◆ Stated goal 1: Copy the lines of the records word for word, from the line containing "table-subrow: （２） 扶養親族としての要件を欠くに至った者がある場合（扶養親族" down to the line containing "table-subrow: 扶養親族（行政職９級以上職員等にあっては、扶養親族たる子に限る。） 扶養親族", including both.
:: Selected passage ::
I'm skeptical this doc is taking the right approach, but was involved in
the KARP discussions and had an opportunity to raise comments there and
chose not to.
In general, I was not able to come up with a concrete articulation of
why I thought this document wasn't quite in the right direction.

However, on your two specific points, I think the doc is correct, so
it's probably not the case that we're in agreement about what's wrong
with the approach.


    Samuel> The security consideration section acknowledges that
    Samuel> increasing the length of the sequence number or connecting
    Samuel> the sequence numbers to clock time could reduce the risk of
    Samuel> replay attacks as, presumably, could moving to the
    Samuel> "meticulous" approaches that require an increasing sequence
    Samuel> number (and recomputation) at every packet, at the possible
    Samuel> cost of needing special hardware or having to increase the
    Samuel> time between BFD packets.  These seem like simpler fixes
    Samuel> that adding a new hash algorithm, which is what the doc
    Samuel> ultimately suggests, and I wonder if adding GMAC is really
    Samuel> needed.
:::
:: Records supplied ::
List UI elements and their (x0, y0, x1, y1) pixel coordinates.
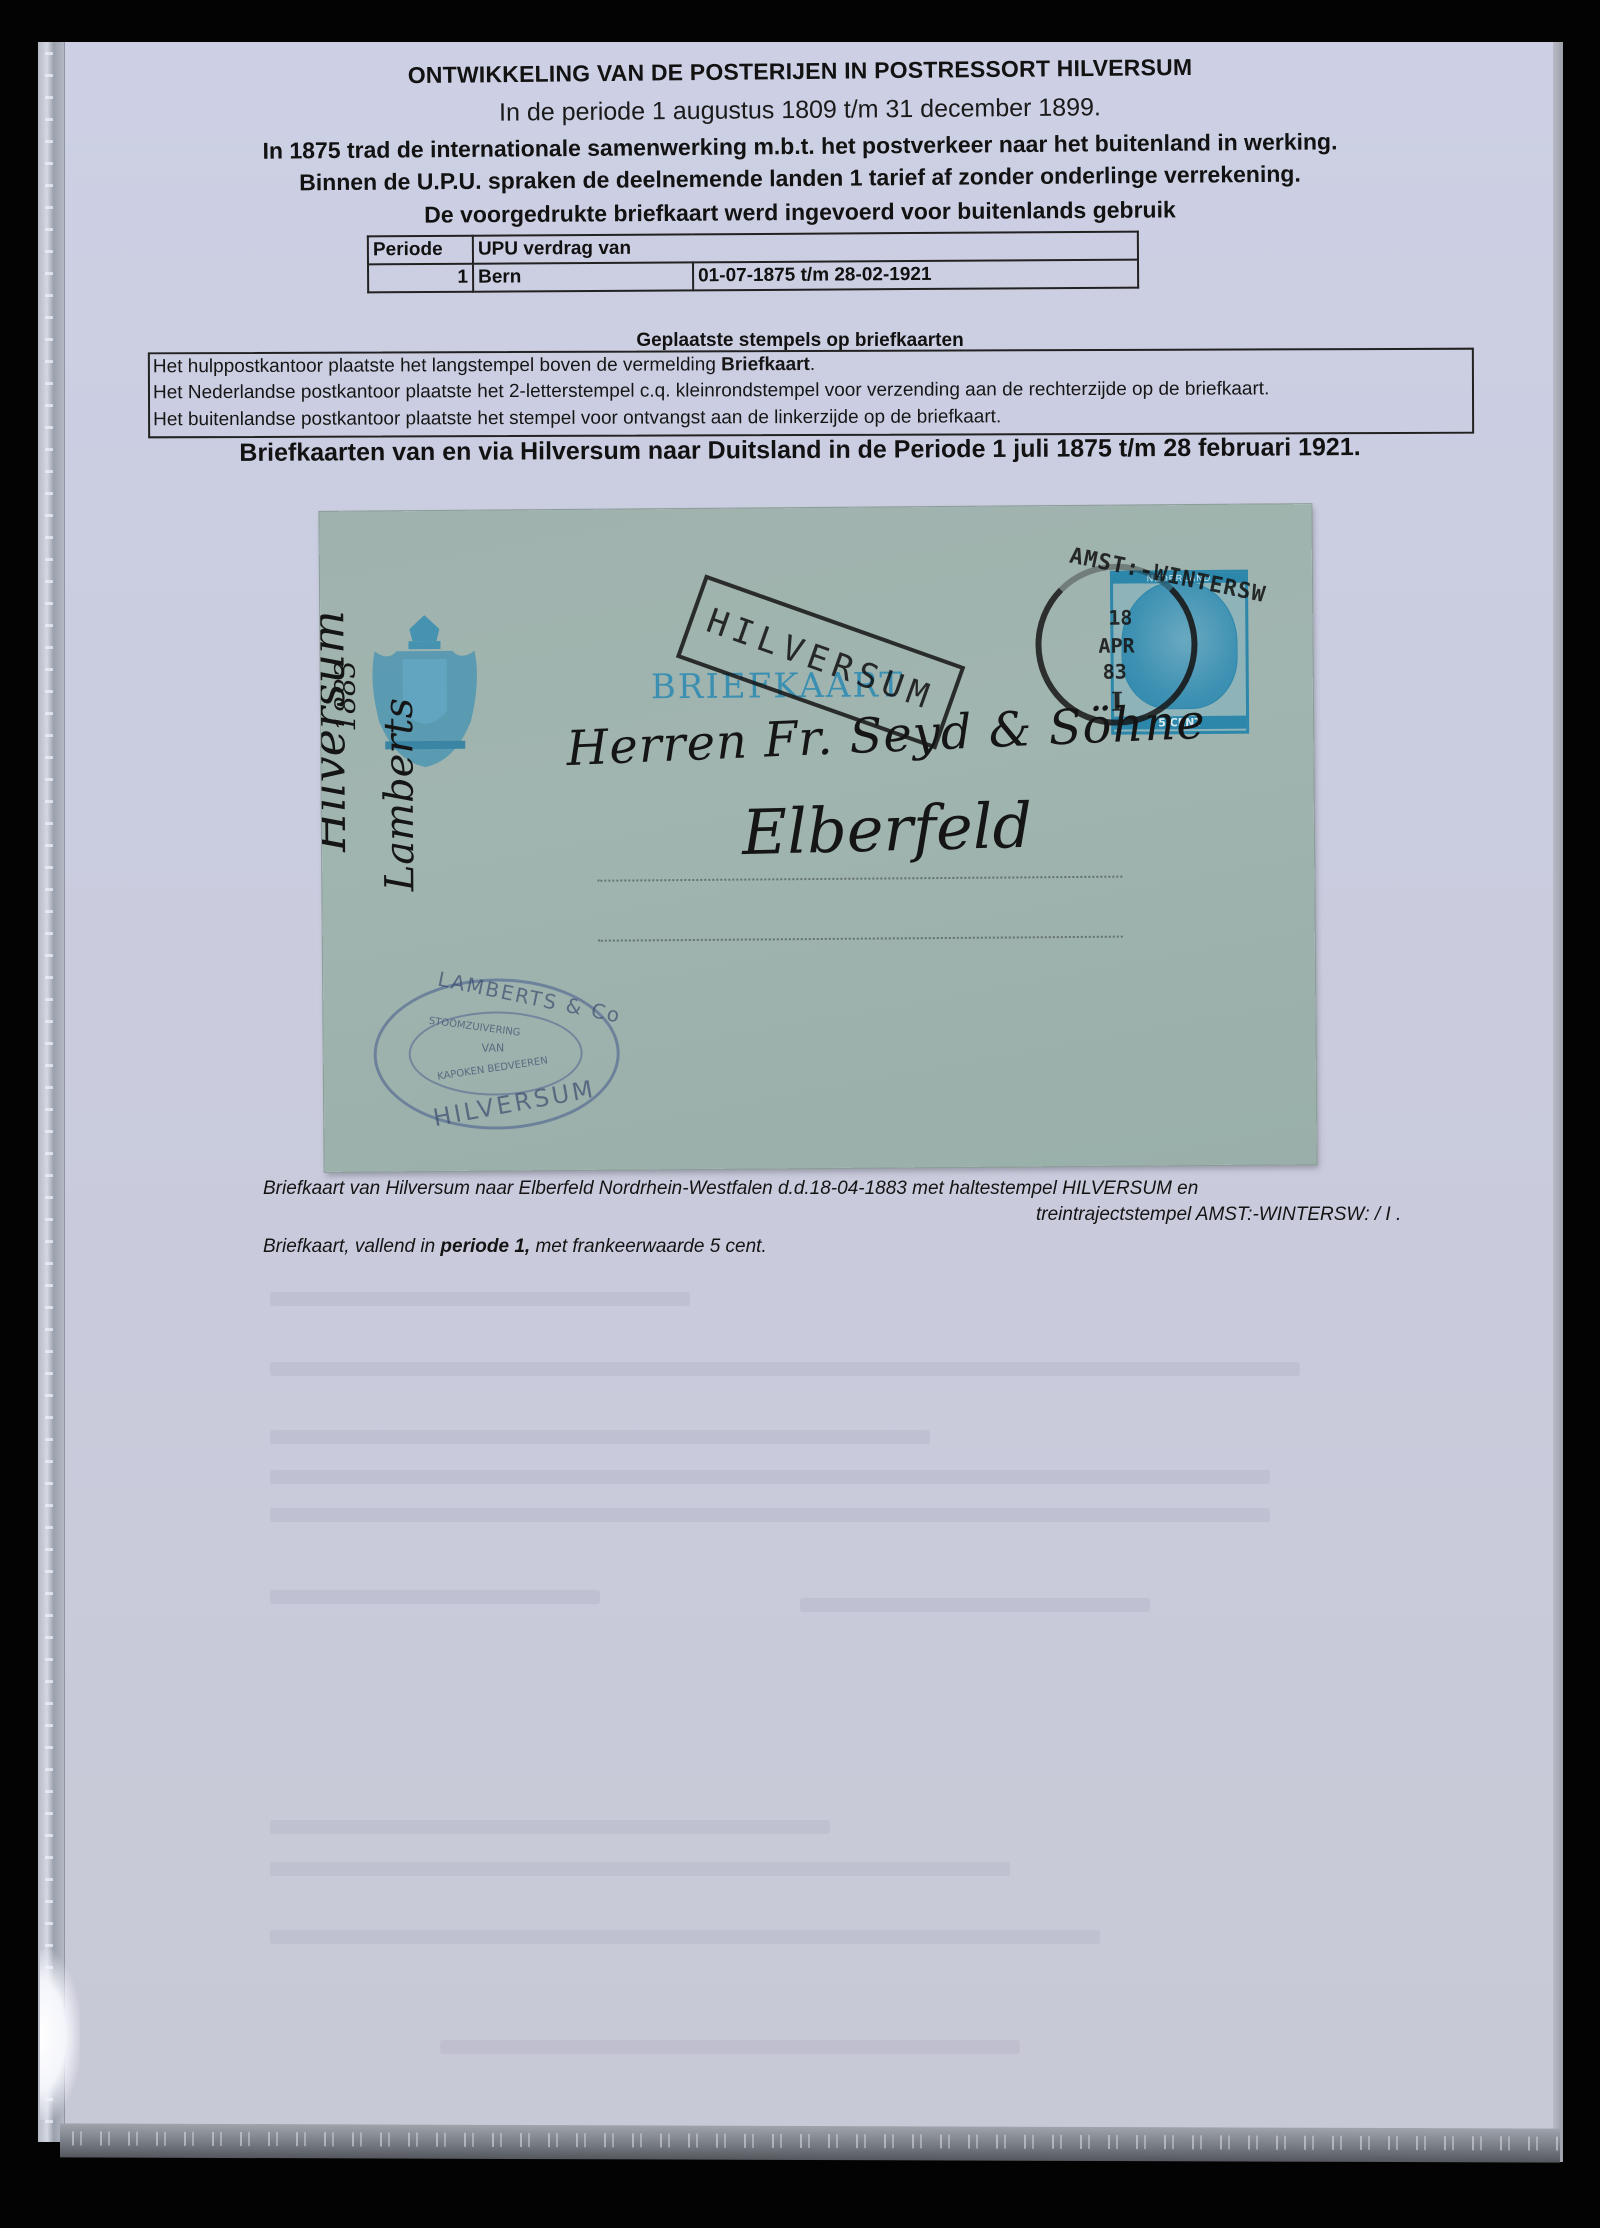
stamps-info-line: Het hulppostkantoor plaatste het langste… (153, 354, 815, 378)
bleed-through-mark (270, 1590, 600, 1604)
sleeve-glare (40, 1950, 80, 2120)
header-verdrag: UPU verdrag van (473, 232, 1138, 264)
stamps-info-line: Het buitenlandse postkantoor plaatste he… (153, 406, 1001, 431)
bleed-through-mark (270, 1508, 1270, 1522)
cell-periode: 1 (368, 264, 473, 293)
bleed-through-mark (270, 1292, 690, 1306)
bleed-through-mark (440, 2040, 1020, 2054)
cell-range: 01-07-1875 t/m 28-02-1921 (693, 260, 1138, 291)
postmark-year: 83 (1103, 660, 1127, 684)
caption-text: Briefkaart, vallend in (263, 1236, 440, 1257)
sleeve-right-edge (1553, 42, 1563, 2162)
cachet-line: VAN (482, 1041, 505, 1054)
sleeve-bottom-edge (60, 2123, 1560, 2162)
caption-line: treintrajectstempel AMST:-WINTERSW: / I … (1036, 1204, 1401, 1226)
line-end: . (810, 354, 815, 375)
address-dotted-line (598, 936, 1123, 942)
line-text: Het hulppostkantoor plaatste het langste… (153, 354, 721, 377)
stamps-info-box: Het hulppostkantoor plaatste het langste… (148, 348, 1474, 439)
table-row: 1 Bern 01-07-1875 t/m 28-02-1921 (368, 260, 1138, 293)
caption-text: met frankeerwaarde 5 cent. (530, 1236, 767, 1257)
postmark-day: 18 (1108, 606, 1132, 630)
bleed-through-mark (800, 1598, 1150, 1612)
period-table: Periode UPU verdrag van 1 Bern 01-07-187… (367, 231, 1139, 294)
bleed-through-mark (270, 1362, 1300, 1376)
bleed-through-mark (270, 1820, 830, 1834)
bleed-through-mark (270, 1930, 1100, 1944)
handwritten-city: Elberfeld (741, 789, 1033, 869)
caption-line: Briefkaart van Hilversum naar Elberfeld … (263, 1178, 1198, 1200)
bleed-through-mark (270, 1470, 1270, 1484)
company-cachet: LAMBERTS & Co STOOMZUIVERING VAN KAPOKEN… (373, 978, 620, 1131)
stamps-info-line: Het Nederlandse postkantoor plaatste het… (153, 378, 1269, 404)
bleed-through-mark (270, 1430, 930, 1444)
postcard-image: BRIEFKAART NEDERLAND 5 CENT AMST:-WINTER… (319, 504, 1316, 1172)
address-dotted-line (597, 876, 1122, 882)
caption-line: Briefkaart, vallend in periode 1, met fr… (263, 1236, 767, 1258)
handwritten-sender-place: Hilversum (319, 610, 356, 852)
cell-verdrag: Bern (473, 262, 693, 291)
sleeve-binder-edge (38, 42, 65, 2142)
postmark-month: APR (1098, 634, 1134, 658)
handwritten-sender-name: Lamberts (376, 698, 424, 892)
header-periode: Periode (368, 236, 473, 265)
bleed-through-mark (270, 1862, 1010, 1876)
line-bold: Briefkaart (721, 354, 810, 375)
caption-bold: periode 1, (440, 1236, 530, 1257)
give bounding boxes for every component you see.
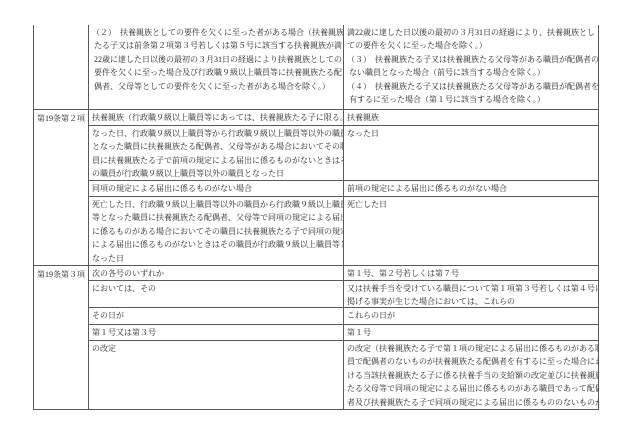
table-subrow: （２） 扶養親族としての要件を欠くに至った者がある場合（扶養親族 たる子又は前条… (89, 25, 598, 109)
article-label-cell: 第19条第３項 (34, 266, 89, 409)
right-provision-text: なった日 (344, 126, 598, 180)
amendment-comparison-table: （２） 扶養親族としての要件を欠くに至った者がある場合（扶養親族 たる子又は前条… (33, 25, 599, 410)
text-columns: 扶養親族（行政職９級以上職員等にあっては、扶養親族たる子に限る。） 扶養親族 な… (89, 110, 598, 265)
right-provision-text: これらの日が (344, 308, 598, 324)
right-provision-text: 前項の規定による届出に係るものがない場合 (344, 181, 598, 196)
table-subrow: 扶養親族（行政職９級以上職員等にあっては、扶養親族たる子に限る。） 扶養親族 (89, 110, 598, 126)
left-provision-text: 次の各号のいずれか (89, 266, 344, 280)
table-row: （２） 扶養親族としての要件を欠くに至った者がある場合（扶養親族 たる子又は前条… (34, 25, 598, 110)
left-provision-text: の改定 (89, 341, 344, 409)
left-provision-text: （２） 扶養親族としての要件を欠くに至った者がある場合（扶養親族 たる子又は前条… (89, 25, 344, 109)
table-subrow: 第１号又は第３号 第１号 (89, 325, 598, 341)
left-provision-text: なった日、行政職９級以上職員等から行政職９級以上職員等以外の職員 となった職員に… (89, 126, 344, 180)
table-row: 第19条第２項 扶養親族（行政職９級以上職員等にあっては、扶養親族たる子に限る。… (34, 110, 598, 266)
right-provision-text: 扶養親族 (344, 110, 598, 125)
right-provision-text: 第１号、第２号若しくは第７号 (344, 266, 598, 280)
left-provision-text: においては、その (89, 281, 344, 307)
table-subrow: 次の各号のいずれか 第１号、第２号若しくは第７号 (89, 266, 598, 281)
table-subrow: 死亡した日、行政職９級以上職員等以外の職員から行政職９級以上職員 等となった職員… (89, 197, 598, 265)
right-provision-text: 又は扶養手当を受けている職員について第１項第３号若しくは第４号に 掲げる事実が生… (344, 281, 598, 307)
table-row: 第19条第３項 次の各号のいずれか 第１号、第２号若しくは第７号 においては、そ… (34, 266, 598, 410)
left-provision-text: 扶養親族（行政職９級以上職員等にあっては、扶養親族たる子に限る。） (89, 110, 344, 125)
:::
◆ Stated goal 2: Resume the email reply about the BFD security document, writing on from its last line.

◆ Response 1:
table-subrow: （２） 扶養親族としての要件を欠くに至った者がある場合（扶養親族 たる子又は前条… (89, 25, 598, 109)
article-label-cell: 第19条第３項 (34, 266, 89, 409)
right-provision-text: なった日 (344, 126, 598, 180)
amendment-comparison-table: （２） 扶養親族としての要件を欠くに至った者がある場合（扶養親族 たる子又は前条… (33, 25, 599, 410)
text-columns: 扶養親族（行政職９級以上職員等にあっては、扶養親族たる子に限る。） 扶養親族 な… (89, 110, 598, 265)
right-provision-text: これらの日が (344, 308, 598, 324)
right-provision-text: 前項の規定による届出に係るものがない場合 (344, 181, 598, 196)
table-subrow: 扶養親族（行政職９級以上職員等にあっては、扶養親族たる子に限る。） 扶養親族 (89, 110, 598, 126)

◆ Response 2:
There were extensive discussions of the performance arguments.
My understanding is that something like GMAC might allow performance to
be good enough to increase the sequence numbers fairly often, and that
clearly is not true with SHA-1.
There were a number of people in the KARP sessions arguing that given
the performance constraints SHA-1 was the wrong security algorithm,
myself included.


    Samuel> One thing that's not explicitly discussed, and which I would
    Samuel> like to see, is a general analysis of algorithm agility -
    Samuel> how hard is it to add a new algorithm?  The doc says that
    Samuel> BFD has no key rollover mechanism - I suspect that adding
    Samuel> that and algorithm agility are more important, in the long
    Samuel> run, than just adding a stronger hash algorithm.  (Which
    Samuel> isn't to say that we even need to improve those, just that
    Samuel> they may be more important.)

This should be discussed.
The design guide to which this is an analysis document requires those
things be discussed.
Well, in particular, the design guide requires a discussion of a gap
analysis to the KARP requirements, and the KARP requirements mention
algorithm agility and key rollover explicitly.
          
    Samuel> I'm also somewhat skeptical of the premise that BFD needs to
    Samuel> use algorithms that match the routing algorithm strength:

    Samuel>    Moving the routing protocols to a stronger algorithm
    Samuel> while using weaker algorithm for BFD would allow the
    Samuel> attacker to bring down BFD in order to bring down the
    Samuel> routing protocol.  BFD therefore needs to match the routing
    Samuel> protocols in its strength of algorithm.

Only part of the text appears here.